──────── Entries provided

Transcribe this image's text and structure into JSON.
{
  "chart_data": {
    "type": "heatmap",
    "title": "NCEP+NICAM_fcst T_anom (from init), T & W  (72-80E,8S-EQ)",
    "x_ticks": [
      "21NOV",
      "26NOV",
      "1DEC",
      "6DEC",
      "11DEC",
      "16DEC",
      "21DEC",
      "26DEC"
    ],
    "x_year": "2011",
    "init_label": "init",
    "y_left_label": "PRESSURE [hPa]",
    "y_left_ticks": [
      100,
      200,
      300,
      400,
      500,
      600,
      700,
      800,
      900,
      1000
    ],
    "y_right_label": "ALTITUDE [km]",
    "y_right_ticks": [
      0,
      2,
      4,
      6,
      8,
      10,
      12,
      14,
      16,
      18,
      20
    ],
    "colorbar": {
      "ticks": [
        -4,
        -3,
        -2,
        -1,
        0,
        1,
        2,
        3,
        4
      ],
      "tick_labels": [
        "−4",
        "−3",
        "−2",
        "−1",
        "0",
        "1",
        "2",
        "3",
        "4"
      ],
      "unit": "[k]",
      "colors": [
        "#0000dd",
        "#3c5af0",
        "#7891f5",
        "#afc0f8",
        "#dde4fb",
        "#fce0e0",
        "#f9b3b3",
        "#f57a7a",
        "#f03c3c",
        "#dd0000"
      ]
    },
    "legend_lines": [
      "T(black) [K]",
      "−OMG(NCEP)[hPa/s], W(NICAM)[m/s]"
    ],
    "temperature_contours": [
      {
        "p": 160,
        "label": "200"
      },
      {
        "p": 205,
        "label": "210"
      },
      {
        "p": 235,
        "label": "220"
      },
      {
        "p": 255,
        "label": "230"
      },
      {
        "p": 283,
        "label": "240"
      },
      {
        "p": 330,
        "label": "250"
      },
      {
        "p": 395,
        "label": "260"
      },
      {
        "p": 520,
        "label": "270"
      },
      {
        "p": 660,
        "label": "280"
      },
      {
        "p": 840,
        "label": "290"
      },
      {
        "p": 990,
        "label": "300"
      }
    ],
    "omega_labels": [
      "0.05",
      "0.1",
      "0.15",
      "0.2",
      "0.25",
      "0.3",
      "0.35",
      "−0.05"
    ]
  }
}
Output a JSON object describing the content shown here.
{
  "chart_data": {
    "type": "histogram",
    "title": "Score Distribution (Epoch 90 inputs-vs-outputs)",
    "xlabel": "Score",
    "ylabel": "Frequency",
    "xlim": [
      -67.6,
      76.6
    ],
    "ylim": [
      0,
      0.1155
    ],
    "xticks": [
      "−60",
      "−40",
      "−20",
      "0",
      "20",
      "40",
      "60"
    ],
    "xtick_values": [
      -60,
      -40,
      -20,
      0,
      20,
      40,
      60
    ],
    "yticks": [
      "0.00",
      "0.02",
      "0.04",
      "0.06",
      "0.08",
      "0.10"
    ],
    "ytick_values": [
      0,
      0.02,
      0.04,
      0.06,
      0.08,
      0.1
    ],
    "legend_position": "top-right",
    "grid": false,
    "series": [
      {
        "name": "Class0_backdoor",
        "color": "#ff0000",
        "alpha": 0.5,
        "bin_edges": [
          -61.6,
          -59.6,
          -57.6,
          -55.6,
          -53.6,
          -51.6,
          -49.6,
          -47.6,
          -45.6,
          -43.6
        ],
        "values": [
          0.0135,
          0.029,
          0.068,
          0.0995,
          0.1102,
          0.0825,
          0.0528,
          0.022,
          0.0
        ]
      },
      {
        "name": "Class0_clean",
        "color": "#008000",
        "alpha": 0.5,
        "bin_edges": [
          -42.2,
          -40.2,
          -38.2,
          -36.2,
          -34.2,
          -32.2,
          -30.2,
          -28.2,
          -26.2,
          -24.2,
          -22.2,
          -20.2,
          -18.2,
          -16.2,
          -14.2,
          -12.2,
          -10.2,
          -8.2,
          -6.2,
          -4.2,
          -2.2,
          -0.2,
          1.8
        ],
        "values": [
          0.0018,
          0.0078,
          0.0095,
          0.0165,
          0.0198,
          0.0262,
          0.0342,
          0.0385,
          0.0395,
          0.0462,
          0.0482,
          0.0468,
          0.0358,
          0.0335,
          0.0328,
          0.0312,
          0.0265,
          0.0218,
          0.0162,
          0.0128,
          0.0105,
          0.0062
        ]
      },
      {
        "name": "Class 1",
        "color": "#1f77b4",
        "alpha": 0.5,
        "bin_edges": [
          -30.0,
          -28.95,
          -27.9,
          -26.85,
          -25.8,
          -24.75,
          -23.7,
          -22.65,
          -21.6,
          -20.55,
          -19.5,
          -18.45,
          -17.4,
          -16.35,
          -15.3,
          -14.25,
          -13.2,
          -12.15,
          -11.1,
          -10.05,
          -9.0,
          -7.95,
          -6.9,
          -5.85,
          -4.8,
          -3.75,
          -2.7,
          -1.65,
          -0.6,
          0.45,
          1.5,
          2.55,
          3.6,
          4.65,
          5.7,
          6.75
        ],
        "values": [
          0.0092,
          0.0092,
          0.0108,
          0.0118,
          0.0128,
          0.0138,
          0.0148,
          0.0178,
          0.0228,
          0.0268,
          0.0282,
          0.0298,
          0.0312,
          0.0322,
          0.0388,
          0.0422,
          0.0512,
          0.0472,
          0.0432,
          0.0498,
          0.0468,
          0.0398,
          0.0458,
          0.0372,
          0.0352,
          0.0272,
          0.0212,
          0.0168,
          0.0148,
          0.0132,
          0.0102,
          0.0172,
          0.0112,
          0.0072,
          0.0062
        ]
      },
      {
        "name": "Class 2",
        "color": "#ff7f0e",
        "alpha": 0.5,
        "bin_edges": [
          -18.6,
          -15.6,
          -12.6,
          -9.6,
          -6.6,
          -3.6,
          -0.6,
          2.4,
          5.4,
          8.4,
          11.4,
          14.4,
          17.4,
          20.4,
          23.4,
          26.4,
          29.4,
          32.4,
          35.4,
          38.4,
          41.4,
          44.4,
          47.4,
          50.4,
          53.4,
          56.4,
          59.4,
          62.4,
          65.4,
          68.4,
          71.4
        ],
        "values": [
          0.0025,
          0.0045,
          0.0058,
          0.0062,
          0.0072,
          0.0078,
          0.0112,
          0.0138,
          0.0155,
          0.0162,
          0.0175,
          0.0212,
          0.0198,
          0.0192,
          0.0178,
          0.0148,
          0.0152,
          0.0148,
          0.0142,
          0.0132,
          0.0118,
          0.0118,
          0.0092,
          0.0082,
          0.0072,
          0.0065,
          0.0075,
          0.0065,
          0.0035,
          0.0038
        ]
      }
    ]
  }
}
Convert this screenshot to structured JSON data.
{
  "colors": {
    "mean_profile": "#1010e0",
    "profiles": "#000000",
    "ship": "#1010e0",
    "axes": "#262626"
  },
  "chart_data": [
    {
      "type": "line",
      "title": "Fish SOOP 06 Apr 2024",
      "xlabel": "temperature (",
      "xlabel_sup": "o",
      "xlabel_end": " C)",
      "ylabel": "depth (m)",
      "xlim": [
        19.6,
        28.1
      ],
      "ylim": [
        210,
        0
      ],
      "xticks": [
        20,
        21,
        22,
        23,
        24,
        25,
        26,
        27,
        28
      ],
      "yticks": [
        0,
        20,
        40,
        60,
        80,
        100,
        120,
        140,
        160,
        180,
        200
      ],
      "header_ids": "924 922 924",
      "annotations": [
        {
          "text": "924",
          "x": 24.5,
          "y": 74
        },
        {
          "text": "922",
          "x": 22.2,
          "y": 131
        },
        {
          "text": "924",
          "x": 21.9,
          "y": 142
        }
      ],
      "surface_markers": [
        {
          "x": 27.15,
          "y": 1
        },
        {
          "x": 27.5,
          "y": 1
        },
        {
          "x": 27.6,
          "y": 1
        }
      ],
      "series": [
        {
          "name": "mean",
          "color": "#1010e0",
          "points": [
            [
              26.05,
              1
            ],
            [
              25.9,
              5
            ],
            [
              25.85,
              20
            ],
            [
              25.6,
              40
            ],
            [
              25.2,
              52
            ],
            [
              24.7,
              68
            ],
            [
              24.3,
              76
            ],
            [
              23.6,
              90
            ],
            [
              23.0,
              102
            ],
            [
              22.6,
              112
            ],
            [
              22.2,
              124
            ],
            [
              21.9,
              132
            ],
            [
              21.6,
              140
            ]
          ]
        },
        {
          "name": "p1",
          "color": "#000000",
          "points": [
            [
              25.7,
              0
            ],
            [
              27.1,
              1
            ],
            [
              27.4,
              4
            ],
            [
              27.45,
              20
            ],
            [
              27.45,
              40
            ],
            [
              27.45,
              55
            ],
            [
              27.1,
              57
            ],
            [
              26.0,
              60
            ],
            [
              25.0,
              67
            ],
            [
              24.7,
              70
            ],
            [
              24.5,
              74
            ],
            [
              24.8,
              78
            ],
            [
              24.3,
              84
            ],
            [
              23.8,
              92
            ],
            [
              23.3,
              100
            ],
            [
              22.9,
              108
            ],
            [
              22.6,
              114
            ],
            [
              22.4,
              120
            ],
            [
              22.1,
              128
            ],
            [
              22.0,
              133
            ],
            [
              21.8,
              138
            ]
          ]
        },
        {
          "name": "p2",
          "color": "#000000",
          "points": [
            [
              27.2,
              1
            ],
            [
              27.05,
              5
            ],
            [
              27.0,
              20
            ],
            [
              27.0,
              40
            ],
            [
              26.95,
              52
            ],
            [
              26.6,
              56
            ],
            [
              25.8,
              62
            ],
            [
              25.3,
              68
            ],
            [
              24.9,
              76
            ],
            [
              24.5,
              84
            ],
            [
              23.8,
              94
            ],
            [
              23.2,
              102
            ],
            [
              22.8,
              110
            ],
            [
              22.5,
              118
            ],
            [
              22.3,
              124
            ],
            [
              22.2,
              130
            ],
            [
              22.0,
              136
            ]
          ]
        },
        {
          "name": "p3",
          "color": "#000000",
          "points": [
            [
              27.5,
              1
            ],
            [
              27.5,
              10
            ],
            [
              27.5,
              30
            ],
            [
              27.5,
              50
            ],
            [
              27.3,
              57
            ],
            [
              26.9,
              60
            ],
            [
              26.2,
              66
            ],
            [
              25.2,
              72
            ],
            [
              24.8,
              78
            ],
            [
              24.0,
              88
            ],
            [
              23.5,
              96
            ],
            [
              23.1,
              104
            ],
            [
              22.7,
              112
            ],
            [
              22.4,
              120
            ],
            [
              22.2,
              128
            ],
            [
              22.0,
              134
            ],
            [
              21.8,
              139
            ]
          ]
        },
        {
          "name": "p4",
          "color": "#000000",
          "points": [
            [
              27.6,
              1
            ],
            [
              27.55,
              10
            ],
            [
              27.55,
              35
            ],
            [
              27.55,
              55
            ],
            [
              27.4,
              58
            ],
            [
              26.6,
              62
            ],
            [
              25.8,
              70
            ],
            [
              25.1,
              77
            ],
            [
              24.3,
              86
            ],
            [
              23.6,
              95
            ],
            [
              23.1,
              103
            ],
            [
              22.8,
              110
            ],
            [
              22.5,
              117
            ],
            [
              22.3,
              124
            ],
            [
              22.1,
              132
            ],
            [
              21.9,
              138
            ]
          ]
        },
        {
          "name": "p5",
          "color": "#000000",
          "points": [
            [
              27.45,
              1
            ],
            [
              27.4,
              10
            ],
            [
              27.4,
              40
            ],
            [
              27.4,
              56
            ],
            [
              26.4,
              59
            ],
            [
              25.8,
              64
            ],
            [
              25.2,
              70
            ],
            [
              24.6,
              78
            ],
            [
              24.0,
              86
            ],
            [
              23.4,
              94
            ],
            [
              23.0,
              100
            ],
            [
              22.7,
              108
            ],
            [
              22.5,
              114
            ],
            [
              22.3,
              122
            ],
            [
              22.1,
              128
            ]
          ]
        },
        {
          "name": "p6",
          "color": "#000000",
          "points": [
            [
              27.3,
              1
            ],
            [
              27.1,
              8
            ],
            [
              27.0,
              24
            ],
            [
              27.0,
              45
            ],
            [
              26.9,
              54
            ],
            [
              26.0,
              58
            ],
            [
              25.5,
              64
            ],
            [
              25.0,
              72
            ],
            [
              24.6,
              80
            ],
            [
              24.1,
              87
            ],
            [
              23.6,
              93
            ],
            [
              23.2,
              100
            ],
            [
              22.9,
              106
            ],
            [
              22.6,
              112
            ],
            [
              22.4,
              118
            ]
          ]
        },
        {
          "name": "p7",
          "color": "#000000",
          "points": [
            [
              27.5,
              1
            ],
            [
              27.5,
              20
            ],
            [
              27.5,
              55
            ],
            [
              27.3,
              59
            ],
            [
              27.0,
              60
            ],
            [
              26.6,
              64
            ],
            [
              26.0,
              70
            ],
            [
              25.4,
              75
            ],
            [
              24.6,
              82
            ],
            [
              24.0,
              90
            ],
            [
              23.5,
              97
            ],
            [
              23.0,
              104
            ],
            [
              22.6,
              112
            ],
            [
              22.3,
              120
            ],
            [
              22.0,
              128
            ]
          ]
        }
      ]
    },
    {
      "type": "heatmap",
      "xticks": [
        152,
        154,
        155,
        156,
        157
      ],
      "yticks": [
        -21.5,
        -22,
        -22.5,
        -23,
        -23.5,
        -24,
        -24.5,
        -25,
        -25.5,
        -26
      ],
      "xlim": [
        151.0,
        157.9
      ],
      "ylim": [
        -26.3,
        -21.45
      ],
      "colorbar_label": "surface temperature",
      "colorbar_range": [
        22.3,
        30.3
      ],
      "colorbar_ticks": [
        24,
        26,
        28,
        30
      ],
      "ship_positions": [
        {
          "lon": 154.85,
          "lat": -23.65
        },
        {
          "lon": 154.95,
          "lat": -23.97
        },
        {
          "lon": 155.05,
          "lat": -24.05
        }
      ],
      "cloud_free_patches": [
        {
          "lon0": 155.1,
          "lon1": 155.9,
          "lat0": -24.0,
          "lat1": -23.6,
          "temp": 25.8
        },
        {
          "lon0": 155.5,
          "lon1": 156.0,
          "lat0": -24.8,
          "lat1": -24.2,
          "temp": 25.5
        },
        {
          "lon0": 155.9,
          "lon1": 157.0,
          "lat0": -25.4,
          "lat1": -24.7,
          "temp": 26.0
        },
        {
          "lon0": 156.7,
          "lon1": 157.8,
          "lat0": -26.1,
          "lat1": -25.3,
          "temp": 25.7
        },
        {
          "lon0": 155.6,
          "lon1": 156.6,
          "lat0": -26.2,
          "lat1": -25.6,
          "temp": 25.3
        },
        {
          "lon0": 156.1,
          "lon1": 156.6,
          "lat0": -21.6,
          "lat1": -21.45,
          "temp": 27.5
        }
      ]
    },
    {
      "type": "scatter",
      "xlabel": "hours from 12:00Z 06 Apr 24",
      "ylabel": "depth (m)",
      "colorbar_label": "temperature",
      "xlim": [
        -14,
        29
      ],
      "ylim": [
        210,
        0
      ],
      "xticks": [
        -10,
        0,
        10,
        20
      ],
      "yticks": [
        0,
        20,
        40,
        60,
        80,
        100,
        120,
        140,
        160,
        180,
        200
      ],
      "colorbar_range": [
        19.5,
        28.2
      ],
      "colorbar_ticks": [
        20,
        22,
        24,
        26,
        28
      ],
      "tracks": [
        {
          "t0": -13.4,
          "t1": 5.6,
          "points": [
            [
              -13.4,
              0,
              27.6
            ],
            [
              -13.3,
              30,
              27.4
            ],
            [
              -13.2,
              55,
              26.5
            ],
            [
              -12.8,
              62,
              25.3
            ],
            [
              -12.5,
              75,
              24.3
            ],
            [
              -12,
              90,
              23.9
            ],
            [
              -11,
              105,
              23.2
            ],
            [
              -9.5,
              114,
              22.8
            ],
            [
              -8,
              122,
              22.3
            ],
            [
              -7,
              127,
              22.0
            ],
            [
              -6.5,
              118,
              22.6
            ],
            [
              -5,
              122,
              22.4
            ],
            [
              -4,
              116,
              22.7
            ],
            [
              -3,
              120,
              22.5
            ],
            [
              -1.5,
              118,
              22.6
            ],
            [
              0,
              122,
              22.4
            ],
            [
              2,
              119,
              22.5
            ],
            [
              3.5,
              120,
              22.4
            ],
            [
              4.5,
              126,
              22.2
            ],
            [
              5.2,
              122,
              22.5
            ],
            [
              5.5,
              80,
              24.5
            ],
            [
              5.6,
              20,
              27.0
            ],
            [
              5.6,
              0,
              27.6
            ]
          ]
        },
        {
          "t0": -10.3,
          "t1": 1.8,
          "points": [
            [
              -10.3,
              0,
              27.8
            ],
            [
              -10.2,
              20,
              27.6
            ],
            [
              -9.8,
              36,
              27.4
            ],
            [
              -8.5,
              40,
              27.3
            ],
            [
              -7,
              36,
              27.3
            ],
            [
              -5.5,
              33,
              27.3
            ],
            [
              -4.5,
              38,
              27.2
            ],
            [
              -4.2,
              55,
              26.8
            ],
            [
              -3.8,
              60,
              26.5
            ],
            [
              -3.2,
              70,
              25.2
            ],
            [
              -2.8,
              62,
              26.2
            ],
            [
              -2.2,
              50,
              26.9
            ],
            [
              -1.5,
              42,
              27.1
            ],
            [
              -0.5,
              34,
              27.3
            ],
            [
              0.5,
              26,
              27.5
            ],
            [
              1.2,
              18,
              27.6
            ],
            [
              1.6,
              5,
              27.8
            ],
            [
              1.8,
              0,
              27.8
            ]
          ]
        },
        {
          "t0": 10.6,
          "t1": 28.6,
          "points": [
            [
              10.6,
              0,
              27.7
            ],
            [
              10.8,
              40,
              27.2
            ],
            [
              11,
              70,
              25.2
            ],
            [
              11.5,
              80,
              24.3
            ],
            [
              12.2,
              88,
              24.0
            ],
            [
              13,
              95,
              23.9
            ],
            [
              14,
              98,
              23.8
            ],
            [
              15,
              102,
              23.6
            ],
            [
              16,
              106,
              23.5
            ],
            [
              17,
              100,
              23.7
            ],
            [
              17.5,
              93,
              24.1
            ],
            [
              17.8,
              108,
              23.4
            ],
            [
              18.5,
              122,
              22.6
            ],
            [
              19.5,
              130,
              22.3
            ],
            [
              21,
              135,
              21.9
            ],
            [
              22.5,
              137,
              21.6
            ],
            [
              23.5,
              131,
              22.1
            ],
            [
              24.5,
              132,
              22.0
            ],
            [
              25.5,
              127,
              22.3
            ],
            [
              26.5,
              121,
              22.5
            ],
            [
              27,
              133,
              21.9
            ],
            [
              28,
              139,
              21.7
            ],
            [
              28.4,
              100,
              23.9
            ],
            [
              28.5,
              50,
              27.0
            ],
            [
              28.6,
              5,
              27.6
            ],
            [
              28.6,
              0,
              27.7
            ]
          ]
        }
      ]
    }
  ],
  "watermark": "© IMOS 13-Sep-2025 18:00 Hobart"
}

────────────────

• _Exercise requirements_:
In the entries above, identify each line that includes the string "Score", then copy it.

• _Full answer_:
    "title": "Score Distribution (Epoch 90 inputs-vs-outputs)",
    "xlabel": "Score",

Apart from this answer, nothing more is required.